**What you have to do**: Here are some records; quote them exactly, leaving out the pictures.

## START Provided material

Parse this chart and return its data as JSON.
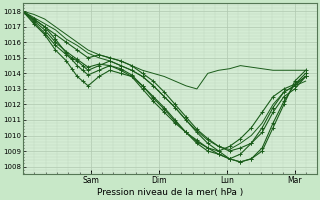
{
  "xlabel": "Pression niveau de la mer( hPa )",
  "background_color": "#c8e8c8",
  "plot_bg_color": "#d4ecd4",
  "grid_major_color": "#b0c8b0",
  "grid_minor_color": "#c0d8c0",
  "line_color": "#1a5c1a",
  "ylim": [
    1007.5,
    1018.5
  ],
  "ytick_labels": [
    1008,
    1009,
    1010,
    1011,
    1012,
    1013,
    1014,
    1015,
    1016,
    1017,
    1018
  ],
  "day_labels": [
    "Sam",
    "Dim",
    "Lun",
    "Mar"
  ],
  "day_positions": [
    0.25,
    0.5,
    0.75,
    1.0
  ],
  "xlim": [
    0.0,
    1.08
  ],
  "lines": [
    {
      "x": [
        0.0,
        0.04,
        0.08,
        0.12,
        0.16,
        0.18,
        0.2,
        0.22,
        0.24,
        0.28,
        0.32,
        0.36,
        0.4,
        0.44,
        0.48,
        0.52,
        0.56,
        0.6,
        0.64,
        0.68,
        0.72,
        0.76,
        0.8,
        0.84,
        0.88,
        0.92,
        0.96,
        1.0,
        1.04
      ],
      "y": [
        1018.0,
        1017.5,
        1017.0,
        1016.2,
        1015.3,
        1015.0,
        1014.8,
        1014.5,
        1014.2,
        1014.5,
        1014.8,
        1014.5,
        1014.2,
        1013.8,
        1013.2,
        1012.5,
        1011.8,
        1011.0,
        1010.2,
        1009.5,
        1009.0,
        1008.5,
        1008.3,
        1008.5,
        1009.0,
        1010.5,
        1012.0,
        1013.5,
        1014.2
      ],
      "marker": true,
      "lw": 0.8
    },
    {
      "x": [
        0.0,
        0.04,
        0.08,
        0.12,
        0.16,
        0.18,
        0.2,
        0.22,
        0.24,
        0.28,
        0.32,
        0.36,
        0.4,
        0.44,
        0.48,
        0.52,
        0.56,
        0.6,
        0.64,
        0.68,
        0.72,
        0.76,
        0.8,
        0.84,
        0.88,
        0.92,
        0.96,
        1.0,
        1.04
      ],
      "y": [
        1018.0,
        1017.2,
        1016.5,
        1015.5,
        1014.8,
        1014.3,
        1013.8,
        1013.5,
        1013.2,
        1013.8,
        1014.2,
        1014.0,
        1013.8,
        1013.2,
        1012.5,
        1011.8,
        1011.0,
        1010.2,
        1009.5,
        1009.0,
        1008.8,
        1008.5,
        1008.3,
        1008.5,
        1009.2,
        1010.8,
        1012.2,
        1013.3,
        1014.0
      ],
      "marker": true,
      "lw": 0.8
    },
    {
      "x": [
        0.0,
        0.04,
        0.08,
        0.12,
        0.16,
        0.2,
        0.24,
        0.28,
        0.32,
        0.36,
        0.4,
        0.44,
        0.48,
        0.52,
        0.56,
        0.6,
        0.64,
        0.68,
        0.72,
        0.76,
        0.8,
        0.84,
        0.88,
        0.92,
        0.96,
        1.0,
        1.04
      ],
      "y": [
        1018.0,
        1017.5,
        1017.0,
        1016.5,
        1016.0,
        1015.5,
        1015.0,
        1015.2,
        1015.0,
        1014.8,
        1014.5,
        1014.0,
        1013.5,
        1012.8,
        1012.0,
        1011.2,
        1010.4,
        1009.8,
        1009.3,
        1009.0,
        1009.2,
        1009.5,
        1010.2,
        1011.5,
        1012.5,
        1013.0,
        1013.8
      ],
      "marker": true,
      "lw": 0.8
    },
    {
      "x": [
        0.0,
        0.04,
        0.08,
        0.12,
        0.16,
        0.2,
        0.24,
        0.28,
        0.32,
        0.36,
        0.4,
        0.44,
        0.48,
        0.52,
        0.56,
        0.6,
        0.64,
        0.68,
        0.72,
        0.76,
        0.8,
        0.84,
        0.88,
        0.92,
        0.96,
        1.0,
        1.04
      ],
      "y": [
        1018.0,
        1017.8,
        1017.5,
        1017.0,
        1016.5,
        1016.0,
        1015.5,
        1015.2,
        1015.0,
        1014.8,
        1014.5,
        1014.2,
        1014.0,
        1013.8,
        1013.5,
        1013.2,
        1013.0,
        1014.0,
        1014.2,
        1014.3,
        1014.5,
        1014.4,
        1014.3,
        1014.2,
        1014.2,
        1014.2,
        1014.2
      ],
      "marker": false,
      "lw": 0.7
    },
    {
      "x": [
        0.0,
        0.04,
        0.08,
        0.12,
        0.16,
        0.2,
        0.24,
        0.28,
        0.32,
        0.36,
        0.4,
        0.44,
        0.48,
        0.52,
        0.56,
        0.6,
        0.64,
        0.68,
        0.72,
        0.76,
        0.8,
        0.84,
        0.88,
        0.92,
        0.96,
        1.0,
        1.04
      ],
      "y": [
        1018.0,
        1017.6,
        1017.2,
        1016.8,
        1016.2,
        1015.8,
        1015.3,
        1015.0,
        1014.8,
        1014.5,
        1014.2,
        1013.8,
        1013.2,
        1012.5,
        1011.8,
        1011.0,
        1010.3,
        1009.7,
        1009.3,
        1009.1,
        1009.5,
        1010.0,
        1010.8,
        1012.0,
        1012.8,
        1013.2,
        1013.5
      ],
      "marker": false,
      "lw": 0.7
    },
    {
      "x": [
        0.0,
        0.04,
        0.08,
        0.12,
        0.16,
        0.18,
        0.2,
        0.22,
        0.24,
        0.28,
        0.32,
        0.36,
        0.4,
        0.44,
        0.48,
        0.52,
        0.56,
        0.6,
        0.64,
        0.68,
        0.72,
        0.76,
        0.8,
        0.84,
        0.88,
        0.92,
        0.96,
        1.0,
        1.04
      ],
      "y": [
        1018.0,
        1017.3,
        1016.6,
        1015.8,
        1015.2,
        1014.9,
        1014.5,
        1014.2,
        1013.9,
        1014.2,
        1014.5,
        1014.2,
        1013.8,
        1013.0,
        1012.2,
        1011.5,
        1010.8,
        1010.2,
        1009.7,
        1009.2,
        1008.8,
        1008.5,
        1008.8,
        1009.5,
        1010.5,
        1011.8,
        1012.8,
        1013.2,
        1013.8
      ],
      "marker": true,
      "lw": 0.8
    },
    {
      "x": [
        0.0,
        0.04,
        0.08,
        0.12,
        0.16,
        0.2,
        0.24,
        0.28,
        0.32,
        0.36,
        0.4,
        0.44,
        0.48,
        0.52,
        0.56,
        0.6,
        0.64,
        0.68,
        0.72,
        0.76,
        0.8,
        0.84,
        0.88,
        0.92,
        0.96,
        1.0,
        1.04
      ],
      "y": [
        1018.0,
        1017.4,
        1016.8,
        1016.0,
        1015.4,
        1014.9,
        1014.4,
        1014.6,
        1014.5,
        1014.3,
        1013.9,
        1013.2,
        1012.4,
        1011.7,
        1010.9,
        1010.2,
        1009.6,
        1009.2,
        1009.0,
        1009.3,
        1009.8,
        1010.5,
        1011.5,
        1012.5,
        1013.0,
        1013.3,
        1013.8
      ],
      "marker": true,
      "lw": 0.8
    }
  ]
}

## END Provided material

**Task solution**:
Parse this chart and return its data as JSON.
{
  "xlabel": "Pression niveau de la mer( hPa )",
  "background_color": "#c8e8c8",
  "plot_bg_color": "#d4ecd4",
  "grid_major_color": "#b0c8b0",
  "grid_minor_color": "#c0d8c0",
  "line_color": "#1a5c1a",
  "ylim": [
    1007.5,
    1018.5
  ],
  "ytick_labels": [
    1008,
    1009,
    1010,
    1011,
    1012,
    1013,
    1014,
    1015,
    1016,
    1017,
    1018
  ],
  "day_labels": [
    "Sam",
    "Dim",
    "Lun",
    "Mar"
  ],
  "day_positions": [
    0.25,
    0.5,
    0.75,
    1.0
  ],
  "xlim": [
    0.0,
    1.08
  ],
  "lines": [
    {
      "x": [
        0.0,
        0.04,
        0.08,
        0.12,
        0.16,
        0.18,
        0.2,
        0.22,
        0.24,
        0.28,
        0.32,
        0.36,
        0.4,
        0.44,
        0.48,
        0.52,
        0.56,
        0.6,
        0.64,
        0.68,
        0.72,
        0.76,
        0.8,
        0.84,
        0.88,
        0.92,
        0.96,
        1.0,
        1.04
      ],
      "y": [
        1018.0,
        1017.5,
        1017.0,
        1016.2,
        1015.3,
        1015.0,
        1014.8,
        1014.5,
        1014.2,
        1014.5,
        1014.8,
        1014.5,
        1014.2,
        1013.8,
        1013.2,
        1012.5,
        1011.8,
        1011.0,
        1010.2,
        1009.5,
        1009.0,
        1008.5,
        1008.3,
        1008.5,
        1009.0,
        1010.5,
        1012.0,
        1013.5,
        1014.2
      ],
      "marker": true,
      "lw": 0.8
    },
    {
      "x": [
        0.0,
        0.04,
        0.08,
        0.12,
        0.16,
        0.18,
        0.2,
        0.22,
        0.24,
        0.28,
        0.32,
        0.36,
        0.4,
        0.44,
        0.48,
        0.52,
        0.56,
        0.6,
        0.64,
        0.68,
        0.72,
        0.76,
        0.8,
        0.84,
        0.88,
        0.92,
        0.96,
        1.0,
        1.04
      ],
      "y": [
        1018.0,
        1017.2,
        1016.5,
        1015.5,
        1014.8,
        1014.3,
        1013.8,
        1013.5,
        1013.2,
        1013.8,
        1014.2,
        1014.0,
        1013.8,
        1013.2,
        1012.5,
        1011.8,
        1011.0,
        1010.2,
        1009.5,
        1009.0,
        1008.8,
        1008.5,
        1008.3,
        1008.5,
        1009.2,
        1010.8,
        1012.2,
        1013.3,
        1014.0
      ],
      "marker": true,
      "lw": 0.8
    },
    {
      "x": [
        0.0,
        0.04,
        0.08,
        0.12,
        0.16,
        0.2,
        0.24,
        0.28,
        0.32,
        0.36,
        0.4,
        0.44,
        0.48,
        0.52,
        0.56,
        0.6,
        0.64,
        0.68,
        0.72,
        0.76,
        0.8,
        0.84,
        0.88,
        0.92,
        0.96,
        1.0,
        1.04
      ],
      "y": [
        1018.0,
        1017.5,
        1017.0,
        1016.5,
        1016.0,
        1015.5,
        1015.0,
        1015.2,
        1015.0,
        1014.8,
        1014.5,
        1014.0,
        1013.5,
        1012.8,
        1012.0,
        1011.2,
        1010.4,
        1009.8,
        1009.3,
        1009.0,
        1009.2,
        1009.5,
        1010.2,
        1011.5,
        1012.5,
        1013.0,
        1013.8
      ],
      "marker": true,
      "lw": 0.8
    },
    {
      "x": [
        0.0,
        0.04,
        0.08,
        0.12,
        0.16,
        0.2,
        0.24,
        0.28,
        0.32,
        0.36,
        0.4,
        0.44,
        0.48,
        0.52,
        0.56,
        0.6,
        0.64,
        0.68,
        0.72,
        0.76,
        0.8,
        0.84,
        0.88,
        0.92,
        0.96,
        1.0,
        1.04
      ],
      "y": [
        1018.0,
        1017.8,
        1017.5,
        1017.0,
        1016.5,
        1016.0,
        1015.5,
        1015.2,
        1015.0,
        1014.8,
        1014.5,
        1014.2,
        1014.0,
        1013.8,
        1013.5,
        1013.2,
        1013.0,
        1014.0,
        1014.2,
        1014.3,
        1014.5,
        1014.4,
        1014.3,
        1014.2,
        1014.2,
        1014.2,
        1014.2
      ],
      "marker": false,
      "lw": 0.7
    },
    {
      "x": [
        0.0,
        0.04,
        0.08,
        0.12,
        0.16,
        0.2,
        0.24,
        0.28,
        0.32,
        0.36,
        0.4,
        0.44,
        0.48,
        0.52,
        0.56,
        0.6,
        0.64,
        0.68,
        0.72,
        0.76,
        0.8,
        0.84,
        0.88,
        0.92,
        0.96,
        1.0,
        1.04
      ],
      "y": [
        1018.0,
        1017.6,
        1017.2,
        1016.8,
        1016.2,
        1015.8,
        1015.3,
        1015.0,
        1014.8,
        1014.5,
        1014.2,
        1013.8,
        1013.2,
        1012.5,
        1011.8,
        1011.0,
        1010.3,
        1009.7,
        1009.3,
        1009.1,
        1009.5,
        1010.0,
        1010.8,
        1012.0,
        1012.8,
        1013.2,
        1013.5
      ],
      "marker": false,
      "lw": 0.7
    },
    {
      "x": [
        0.0,
        0.04,
        0.08,
        0.12,
        0.16,
        0.18,
        0.2,
        0.22,
        0.24,
        0.28,
        0.32,
        0.36,
        0.4,
        0.44,
        0.48,
        0.52,
        0.56,
        0.6,
        0.64,
        0.68,
        0.72,
        0.76,
        0.8,
        0.84,
        0.88,
        0.92,
        0.96,
        1.0,
        1.04
      ],
      "y": [
        1018.0,
        1017.3,
        1016.6,
        1015.8,
        1015.2,
        1014.9,
        1014.5,
        1014.2,
        1013.9,
        1014.2,
        1014.5,
        1014.2,
        1013.8,
        1013.0,
        1012.2,
        1011.5,
        1010.8,
        1010.2,
        1009.7,
        1009.2,
        1008.8,
        1008.5,
        1008.8,
        1009.5,
        1010.5,
        1011.8,
        1012.8,
        1013.2,
        1013.8
      ],
      "marker": true,
      "lw": 0.8
    },
    {
      "x": [
        0.0,
        0.04,
        0.08,
        0.12,
        0.16,
        0.2,
        0.24,
        0.28,
        0.32,
        0.36,
        0.4,
        0.44,
        0.48,
        0.52,
        0.56,
        0.6,
        0.64,
        0.68,
        0.72,
        0.76,
        0.8,
        0.84,
        0.88,
        0.92,
        0.96,
        1.0,
        1.04
      ],
      "y": [
        1018.0,
        1017.4,
        1016.8,
        1016.0,
        1015.4,
        1014.9,
        1014.4,
        1014.6,
        1014.5,
        1014.3,
        1013.9,
        1013.2,
        1012.4,
        1011.7,
        1010.9,
        1010.2,
        1009.6,
        1009.2,
        1009.0,
        1009.3,
        1009.8,
        1010.5,
        1011.5,
        1012.5,
        1013.0,
        1013.3,
        1013.8
      ],
      "marker": true,
      "lw": 0.8
    }
  ]
}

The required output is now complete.